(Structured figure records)
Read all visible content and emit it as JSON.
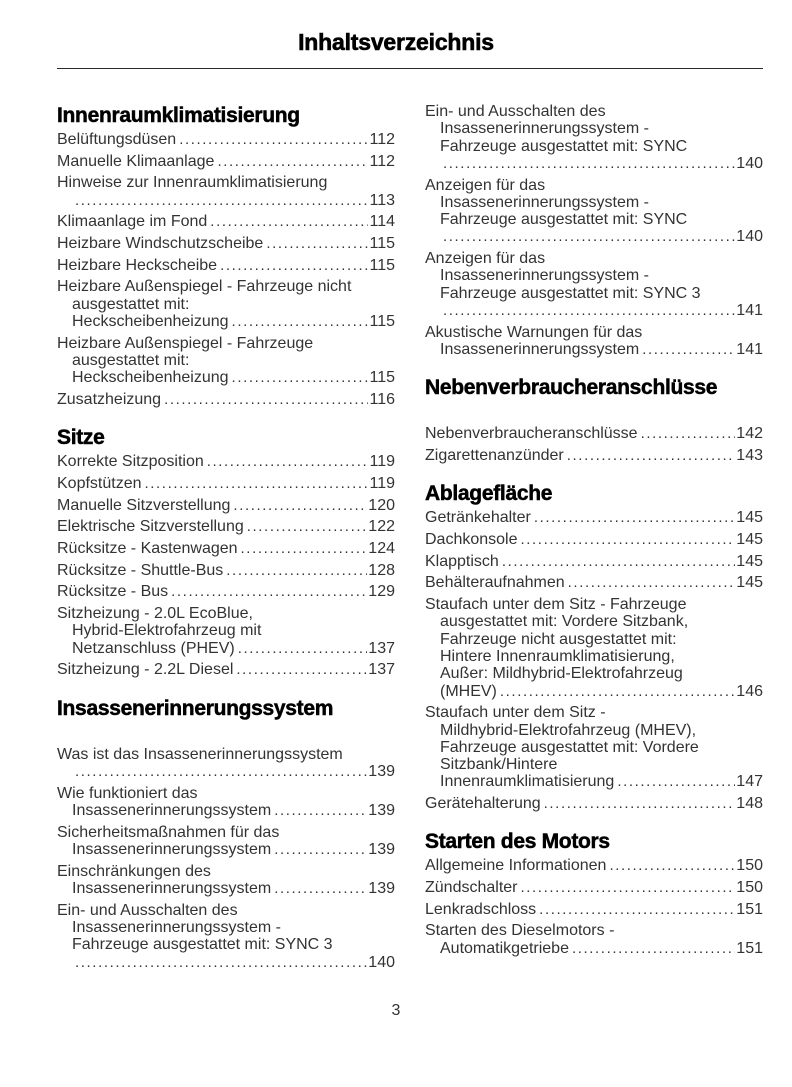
{
  "header": {
    "title": "Inhaltsverzeichnis"
  },
  "footer": {
    "page_number": "3"
  },
  "toc": {
    "columns": [
      {
        "sections": [
          {
            "heading": "Innenraumklimatisierung",
            "extra_space_below_heading": false,
            "entries": [
              {
                "lines": [
                  "Belüftungsdüsen"
                ],
                "page": "112"
              },
              {
                "lines": [
                  "Manuelle Klimaanlage"
                ],
                "page": "112"
              },
              {
                "lines": [
                  "Hinweise zur Innenraumklimatisierung",
                  ""
                ],
                "page": "113"
              },
              {
                "lines": [
                  "Klimaanlage im Fond"
                ],
                "page": "114"
              },
              {
                "lines": [
                  "Heizbare Windschutzscheibe"
                ],
                "page": "115"
              },
              {
                "lines": [
                  "Heizbare Heckscheibe"
                ],
                "page": "115"
              },
              {
                "lines": [
                  "Heizbare Außenspiegel - Fahrzeuge nicht",
                  "ausgestattet mit:",
                  "Heckscheibenheizung"
                ],
                "page": "115"
              },
              {
                "lines": [
                  "Heizbare Außenspiegel - Fahrzeuge",
                  "ausgestattet mit:",
                  "Heckscheibenheizung"
                ],
                "page": "115"
              },
              {
                "lines": [
                  "Zusatzheizung"
                ],
                "page": "116"
              }
            ]
          },
          {
            "heading": "Sitze",
            "extra_space_below_heading": false,
            "entries": [
              {
                "lines": [
                  "Korrekte Sitzposition"
                ],
                "page": "119"
              },
              {
                "lines": [
                  "Kopfstützen"
                ],
                "page": "119"
              },
              {
                "lines": [
                  "Manuelle Sitzverstellung"
                ],
                "page": "120"
              },
              {
                "lines": [
                  "Elektrische Sitzverstellung"
                ],
                "page": "122"
              },
              {
                "lines": [
                  "Rücksitze - Kastenwagen"
                ],
                "page": "124"
              },
              {
                "lines": [
                  "Rücksitze - Shuttle-Bus"
                ],
                "page": "128"
              },
              {
                "lines": [
                  "Rücksitze - Bus"
                ],
                "page": "129"
              },
              {
                "lines": [
                  "Sitzheizung - 2.0L EcoBlue,",
                  "Hybrid-Elektrofahrzeug mit",
                  "Netzanschluss (PHEV)"
                ],
                "page": "137"
              },
              {
                "lines": [
                  "Sitzheizung - 2.2L Diesel"
                ],
                "page": "137"
              }
            ]
          },
          {
            "heading": "Insassenerinnerungssystem",
            "extra_space_below_heading": true,
            "entries": [
              {
                "lines": [
                  "Was ist das Insassenerinnerungssystem",
                  ""
                ],
                "page": "139"
              },
              {
                "lines": [
                  "Wie funktioniert das",
                  "Insassenerinnerungssystem"
                ],
                "page": "139"
              },
              {
                "lines": [
                  "Sicherheitsmaßnahmen für das",
                  "Insassenerinnerungssystem"
                ],
                "page": "139"
              },
              {
                "lines": [
                  "Einschränkungen des",
                  "Insassenerinnerungssystem"
                ],
                "page": "139"
              },
              {
                "lines": [
                  "Ein- und Ausschalten des",
                  "Insassenerinnerungssystem -",
                  "Fahrzeuge ausgestattet mit: SYNC 3",
                  ""
                ],
                "page": "140"
              }
            ]
          }
        ]
      },
      {
        "sections": [
          {
            "heading": null,
            "extra_space_below_heading": false,
            "entries": [
              {
                "lines": [
                  "Ein- und Ausschalten des",
                  "Insassenerinnerungssystem -",
                  "Fahrzeuge ausgestattet mit: SYNC",
                  ""
                ],
                "page": "140"
              },
              {
                "lines": [
                  "Anzeigen für das",
                  "Insassenerinnerungssystem -",
                  "Fahrzeuge ausgestattet mit: SYNC",
                  ""
                ],
                "page": "140"
              },
              {
                "lines": [
                  "Anzeigen für das",
                  "Insassenerinnerungssystem -",
                  "Fahrzeuge ausgestattet mit: SYNC 3",
                  ""
                ],
                "page": "141"
              },
              {
                "lines": [
                  "Akustische Warnungen für das",
                  "Insassenerinnerungssystem"
                ],
                "page": "141"
              }
            ]
          },
          {
            "heading": "Nebenverbraucheranschlüsse",
            "extra_space_below_heading": true,
            "entries": [
              {
                "lines": [
                  "Nebenverbraucheranschlüsse"
                ],
                "page": "142"
              },
              {
                "lines": [
                  "Zigarettenanzünder"
                ],
                "page": "143"
              }
            ]
          },
          {
            "heading": "Ablagefläche",
            "extra_space_below_heading": false,
            "entries": [
              {
                "lines": [
                  "Getränkehalter"
                ],
                "page": "145"
              },
              {
                "lines": [
                  "Dachkonsole"
                ],
                "page": "145"
              },
              {
                "lines": [
                  "Klapptisch"
                ],
                "page": "145"
              },
              {
                "lines": [
                  "Behälteraufnahmen"
                ],
                "page": "145"
              },
              {
                "lines": [
                  "Staufach unter dem Sitz - Fahrzeuge",
                  "ausgestattet mit: Vordere Sitzbank,",
                  "Fahrzeuge nicht ausgestattet mit:",
                  "Hintere Innenraumklimatisierung,",
                  "Außer: Mildhybrid-Elektrofahrzeug",
                  "(MHEV)"
                ],
                "page": "146"
              },
              {
                "lines": [
                  "Staufach unter dem Sitz -",
                  "Mildhybrid-Elektrofahrzeug (MHEV),",
                  "Fahrzeuge ausgestattet mit: Vordere",
                  "Sitzbank/Hintere",
                  "Innenraumklimatisierung"
                ],
                "page": "147"
              },
              {
                "lines": [
                  "Gerätehalterung"
                ],
                "page": "148"
              }
            ]
          },
          {
            "heading": "Starten des Motors",
            "extra_space_below_heading": false,
            "entries": [
              {
                "lines": [
                  "Allgemeine Informationen"
                ],
                "page": "150"
              },
              {
                "lines": [
                  "Zündschalter"
                ],
                "page": "150"
              },
              {
                "lines": [
                  "Lenkradschloss"
                ],
                "page": "151"
              },
              {
                "lines": [
                  "Starten des Dieselmotors -",
                  "Automatikgetriebe"
                ],
                "page": "151"
              }
            ]
          }
        ]
      }
    ]
  }
}
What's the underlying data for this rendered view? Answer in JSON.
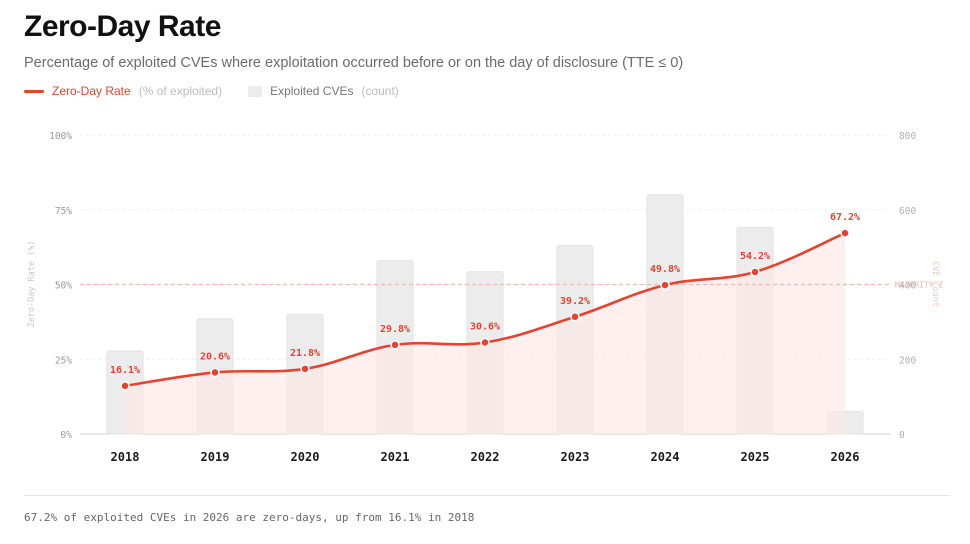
{
  "header": {
    "title": "Zero-Day Rate",
    "subtitle": "Percentage of exploited CVEs where exploitation occurred before or on the day of disclosure (TTE ≤ 0)"
  },
  "legend": {
    "line_name": "Zero-Day Rate",
    "line_unit": "(% of exploited)",
    "bar_name": "Exploited CVEs",
    "bar_unit": "(count)"
  },
  "chart_data": {
    "type": "bar+line",
    "categories": [
      "2018",
      "2019",
      "2020",
      "2021",
      "2022",
      "2023",
      "2024",
      "2025",
      "2026"
    ],
    "series": [
      {
        "name": "Zero-Day Rate",
        "unit": "% of exploited",
        "axis": "left",
        "type": "line",
        "values": [
          16.1,
          20.6,
          21.8,
          29.8,
          30.6,
          39.2,
          49.8,
          54.2,
          67.2
        ],
        "labels": [
          "16.1%",
          "20.6%",
          "21.8%",
          "29.8%",
          "30.6%",
          "39.2%",
          "49.8%",
          "54.2%",
          "67.2%"
        ]
      },
      {
        "name": "Exploited CVEs",
        "unit": "count",
        "axis": "right",
        "type": "bar",
        "values": [
          222,
          308,
          320,
          464,
          434,
          504,
          640,
          553,
          60
        ]
      }
    ],
    "y_left": {
      "label": "Zero-Day Rate (%)",
      "range": [
        0,
        100
      ],
      "ticks": [
        "0%",
        "25%",
        "50%",
        "75%",
        "100%"
      ],
      "tick_values": [
        0,
        25,
        50,
        75,
        100
      ]
    },
    "y_right": {
      "label": "CVE Count",
      "range": [
        0,
        800
      ],
      "ticks": [
        "0",
        "200",
        "400",
        "600",
        "800"
      ],
      "tick_values": [
        0,
        200,
        400,
        600,
        800
      ]
    },
    "reference_line": {
      "value": 50,
      "label": "MAJORITY Z"
    },
    "grid": true,
    "colors": {
      "line": "#e8412f",
      "bar": "#ececec",
      "area": "#fde8e5",
      "reference": "#f3b9ad"
    }
  },
  "footer": {
    "note": "67.2% of exploited CVEs in 2026 are zero-days, up from 16.1% in 2018"
  }
}
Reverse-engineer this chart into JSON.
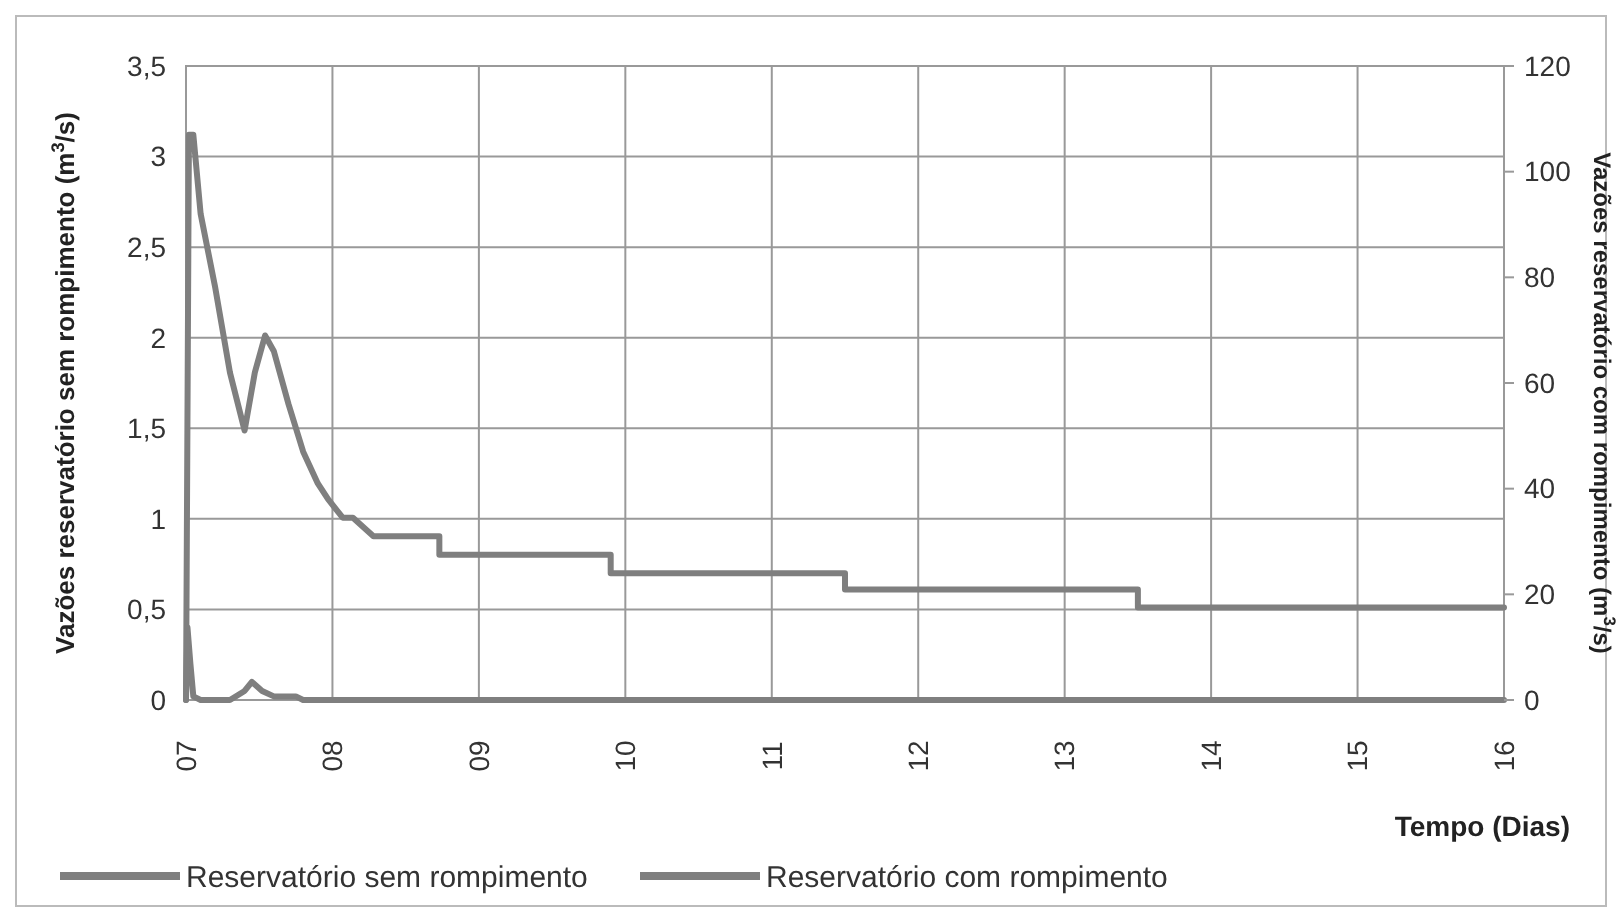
{
  "chart_data": {
    "type": "line",
    "xlabel": "Tempo (Dias)",
    "ylabel": "Vazões reservatório sem rompimento (m$^{3}$/s)",
    "y2label": "Vazões reservatório com rompimento (m$^{3}$/s)",
    "xlim": [
      7,
      16
    ],
    "xticks": [
      {
        "value": 7,
        "label": "07"
      },
      {
        "value": 8,
        "label": "08"
      },
      {
        "value": 9,
        "label": "09"
      },
      10,
      11,
      12,
      13,
      14,
      15,
      16
    ],
    "ylim": [
      0,
      3.5
    ],
    "yticks": [
      0,
      {
        "value": 0.5,
        "label": "0,5"
      },
      1,
      {
        "value": 1.5,
        "label": "1,5"
      },
      2,
      {
        "value": 2.5,
        "label": "2,5"
      },
      3,
      {
        "value": 3.5,
        "label": "3,5"
      }
    ],
    "y2lim": [
      0,
      120
    ],
    "y2ticks": [
      0,
      20,
      40,
      60,
      80,
      100,
      120
    ],
    "grid": true,
    "legend": "bottom",
    "line_style": "solid",
    "series": [
      {
        "name": "Reservatório sem rompimento",
        "color": "#7f7f7f",
        "x": [
          7,
          7.01,
          7.03,
          7.05,
          7.1,
          7.3,
          7.4,
          7.45,
          7.52,
          7.6,
          7.75,
          7.8,
          16
        ],
        "values": [
          0,
          0.4,
          0.2,
          0.02,
          0,
          0,
          0.05,
          0.1,
          0.05,
          0.02,
          0.02,
          0,
          0
        ]
      },
      {
        "name": "Reservatório com rompimento",
        "color": "#7f7f7f",
        "axis": "y2",
        "x": [
          7,
          7.02,
          7.05,
          7.1,
          7.2,
          7.3,
          7.4,
          7.47,
          7.54,
          7.6,
          7.7,
          7.8,
          7.9,
          7.97,
          8.07,
          8.14,
          8.28,
          8.73,
          8.73,
          9.9,
          9.9,
          11.5,
          11.5,
          13.5,
          13.5,
          16
        ],
        "values": [
          0,
          107,
          107,
          92,
          78,
          62,
          51,
          62,
          69,
          66,
          56,
          47,
          41,
          38,
          34.5,
          34.5,
          31,
          31,
          27.5,
          27.5,
          24,
          24,
          20.9,
          20.9,
          17.5,
          17.5
        ]
      }
    ]
  }
}
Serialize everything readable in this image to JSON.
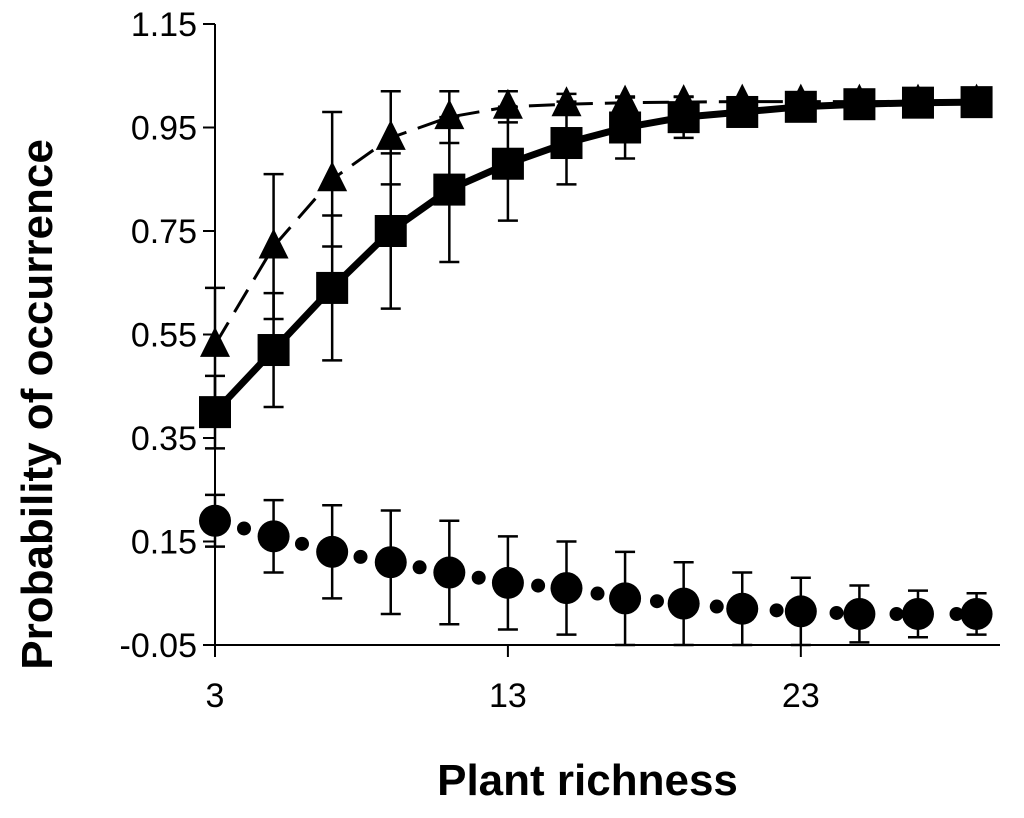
{
  "chart_data": {
    "type": "line",
    "title": "",
    "xlabel": "Plant richness",
    "ylabel": "Probability of occurrence",
    "xlim": [
      3,
      29.8
    ],
    "ylim": [
      -0.05,
      1.15
    ],
    "xticks": [
      3,
      13,
      23
    ],
    "xtick_labels": [
      "3",
      "13",
      "23"
    ],
    "yticks": [
      -0.05,
      0.15,
      0.35,
      0.55,
      0.75,
      0.95,
      1.15
    ],
    "ytick_labels": [
      "-0.05",
      "0.15",
      "0.35",
      "0.55",
      "0.75",
      "0.95",
      "1.15"
    ],
    "x": [
      3,
      5,
      7,
      9,
      11,
      13,
      15,
      17,
      19,
      21,
      23,
      25,
      27,
      29
    ],
    "series": [
      {
        "name": "squares",
        "marker": "square",
        "line": "solid",
        "values": [
          0.4,
          0.52,
          0.64,
          0.75,
          0.83,
          0.88,
          0.92,
          0.95,
          0.97,
          0.98,
          0.99,
          0.995,
          0.998,
          0.999
        ],
        "err_low": [
          0.07,
          0.11,
          0.14,
          0.15,
          0.14,
          0.11,
          0.08,
          0.06,
          0.04,
          0.02,
          0.01,
          0.005,
          0.003,
          0.002
        ],
        "err_high": [
          0.07,
          0.11,
          0.14,
          0.15,
          0.14,
          0.11,
          0.08,
          0.06,
          0.04,
          0.02,
          0.01,
          0.005,
          0.003,
          0.002
        ]
      },
      {
        "name": "triangles",
        "marker": "triangle",
        "line": "dashed",
        "values": [
          0.53,
          0.72,
          0.85,
          0.93,
          0.97,
          0.99,
          0.995,
          0.998,
          0.999,
          1.0,
          1.0,
          1.0,
          1.0,
          1.0
        ],
        "err_low": [
          0.11,
          0.14,
          0.13,
          0.09,
          0.05,
          0.03,
          0.02,
          0.01,
          0.01,
          0.0,
          0.0,
          0.0,
          0.0,
          0.0
        ],
        "err_high": [
          0.11,
          0.14,
          0.13,
          0.09,
          0.05,
          0.03,
          0.02,
          0.01,
          0.01,
          0.0,
          0.0,
          0.0,
          0.0,
          0.0
        ]
      },
      {
        "name": "circles",
        "marker": "circle",
        "line": "dotted",
        "values": [
          0.19,
          0.16,
          0.13,
          0.11,
          0.09,
          0.07,
          0.06,
          0.04,
          0.03,
          0.02,
          0.015,
          0.01,
          0.01,
          0.01
        ],
        "err_low": [
          0.05,
          0.07,
          0.09,
          0.1,
          0.1,
          0.09,
          0.09,
          0.09,
          0.08,
          0.07,
          0.065,
          0.055,
          0.045,
          0.04
        ],
        "err_high": [
          0.05,
          0.07,
          0.09,
          0.1,
          0.1,
          0.09,
          0.09,
          0.09,
          0.08,
          0.07,
          0.065,
          0.055,
          0.045,
          0.04
        ]
      }
    ]
  }
}
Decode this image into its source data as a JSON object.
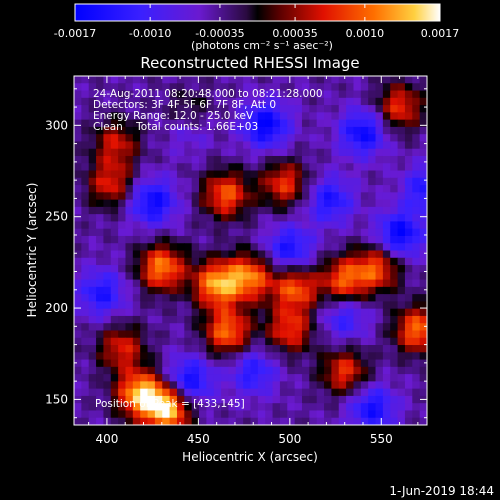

> [To be done] Find the word "unter" in the data and copy out each line where it turns up.

> [Task result]
                  "Staufach unter dem Sitz - Fahrzeuge",
                  "Staufach unter dem Sitz -",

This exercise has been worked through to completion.